▶ [EXERCISE PROMPT]: Reproduce the material in full, unchanged.

▶ [EXERCISE MATERIALS]:
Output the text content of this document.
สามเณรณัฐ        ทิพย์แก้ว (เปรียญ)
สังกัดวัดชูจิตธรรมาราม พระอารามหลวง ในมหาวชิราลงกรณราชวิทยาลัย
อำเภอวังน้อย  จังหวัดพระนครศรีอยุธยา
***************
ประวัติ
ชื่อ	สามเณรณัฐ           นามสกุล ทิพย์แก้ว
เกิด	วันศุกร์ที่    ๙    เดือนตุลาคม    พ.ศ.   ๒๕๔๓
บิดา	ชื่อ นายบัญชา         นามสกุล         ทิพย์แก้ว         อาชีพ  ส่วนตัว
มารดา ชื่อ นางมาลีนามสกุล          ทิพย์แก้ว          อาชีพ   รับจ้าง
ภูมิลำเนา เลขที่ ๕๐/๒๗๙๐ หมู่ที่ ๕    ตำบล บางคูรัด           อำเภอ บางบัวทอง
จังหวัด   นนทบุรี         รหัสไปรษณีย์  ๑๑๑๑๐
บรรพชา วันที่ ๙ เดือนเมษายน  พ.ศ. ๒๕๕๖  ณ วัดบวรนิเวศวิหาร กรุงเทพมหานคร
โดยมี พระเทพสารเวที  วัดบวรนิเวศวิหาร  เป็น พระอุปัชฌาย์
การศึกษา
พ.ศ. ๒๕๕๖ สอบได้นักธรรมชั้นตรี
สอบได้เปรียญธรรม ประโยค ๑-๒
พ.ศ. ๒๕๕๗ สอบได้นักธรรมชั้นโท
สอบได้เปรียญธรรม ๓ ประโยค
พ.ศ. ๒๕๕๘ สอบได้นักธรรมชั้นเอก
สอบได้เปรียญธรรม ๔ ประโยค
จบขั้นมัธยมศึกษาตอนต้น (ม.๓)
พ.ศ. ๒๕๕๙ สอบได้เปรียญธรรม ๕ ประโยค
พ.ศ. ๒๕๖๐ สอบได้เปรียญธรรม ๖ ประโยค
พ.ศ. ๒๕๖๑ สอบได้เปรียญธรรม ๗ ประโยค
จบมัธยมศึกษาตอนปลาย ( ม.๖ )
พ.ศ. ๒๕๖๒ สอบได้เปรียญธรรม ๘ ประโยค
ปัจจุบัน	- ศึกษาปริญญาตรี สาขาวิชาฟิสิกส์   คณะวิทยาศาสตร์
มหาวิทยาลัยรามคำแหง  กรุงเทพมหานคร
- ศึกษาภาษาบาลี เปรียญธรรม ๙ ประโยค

▶ [THE ANSWER]:
Output the text content of this document.
สามเณรณัฐ        ทิพย์แก้ว (เปรียญ)
สังกัดวัดชูจิตธรรมาราม พระอารามหลวง ในมหาวชิราลงกรณราชวิทยาลัย
อำเภอวังน้อย  จังหวัดพระนครศรีอยุธยา
***************
ประวัติ
ชื่อ	สามเณรณัฐ           นามสกุล ทิพย์แก้ว
เกิด	วันศุกร์ที่    ๙    เดือนตุลาคม    พ.ศ.   ๒๕๔๓
บิดา	ชื่อ นายบัญชา         นามสกุล         ทิพย์แก้ว         อาชีพ  ส่วนตัว
มารดา ชื่อ นางมาลีนามสกุล          ทิพย์แก้ว          อาชีพ   รับจ้าง
ภูมิลำเนา เลขที่ ๕๐/๒๗๙๐ หมู่ที่ ๕    ตำบล บางคูรัด           อำเภอ บางบัวทอง
จังหวัด   นนทบุรี         รหัสไปรษณีย์  ๑๑๑๑๐
บรรพชา วันที่ ๙ เดือนเมษายน  พ.ศ. ๒๕๕๖  ณ วัดบวรนิเวศวิหาร กรุงเทพมหานคร
โดยมี พระเทพสารเวที  วัดบวรนิเวศวิหาร  เป็น พระอุปัชฌาย์
การศึกษา
พ.ศ. ๒๕๕๖ สอบได้นักธรรมชั้นตรี
สอบได้เปรียญธรรม ประโยค ๑-๒
พ.ศ. ๒๕๕๗ สอบได้นักธรรมชั้นโท
สอบได้เปรียญธรรม ๓ ประโยค
พ.ศ. ๒๕๕๘ สอบได้นักธรรมชั้นเอก
สอบได้เปรียญธรรม ๔ ประโยค
จบขั้นมัธยมศึกษาตอนต้น (ม.๓)
พ.ศ. ๒๕๕๙ สอบได้เปรียญธรรม ๕ ประโยค
พ.ศ. ๒๕๖๐ สอบได้เปรียญธรรม ๖ ประโยค
พ.ศ. ๒๕๖๑ สอบได้เปรียญธรรม ๗ ประโยค
จบมัธยมศึกษาตอนปลาย ( ม.๖ )
พ.ศ. ๒๕๖๒ สอบได้เปรียญธรรม ๘ ประโยค
ปัจจุบัน	- ศึกษาปริญญาตรี สาขาวิชาฟิสิกส์   คณะวิทยาศาสตร์
มหาวิทยาลัยรามคำแหง  กรุงเทพมหานคร
- ศึกษาภาษาบาลี เปรียญธรรม ๙ ประโยค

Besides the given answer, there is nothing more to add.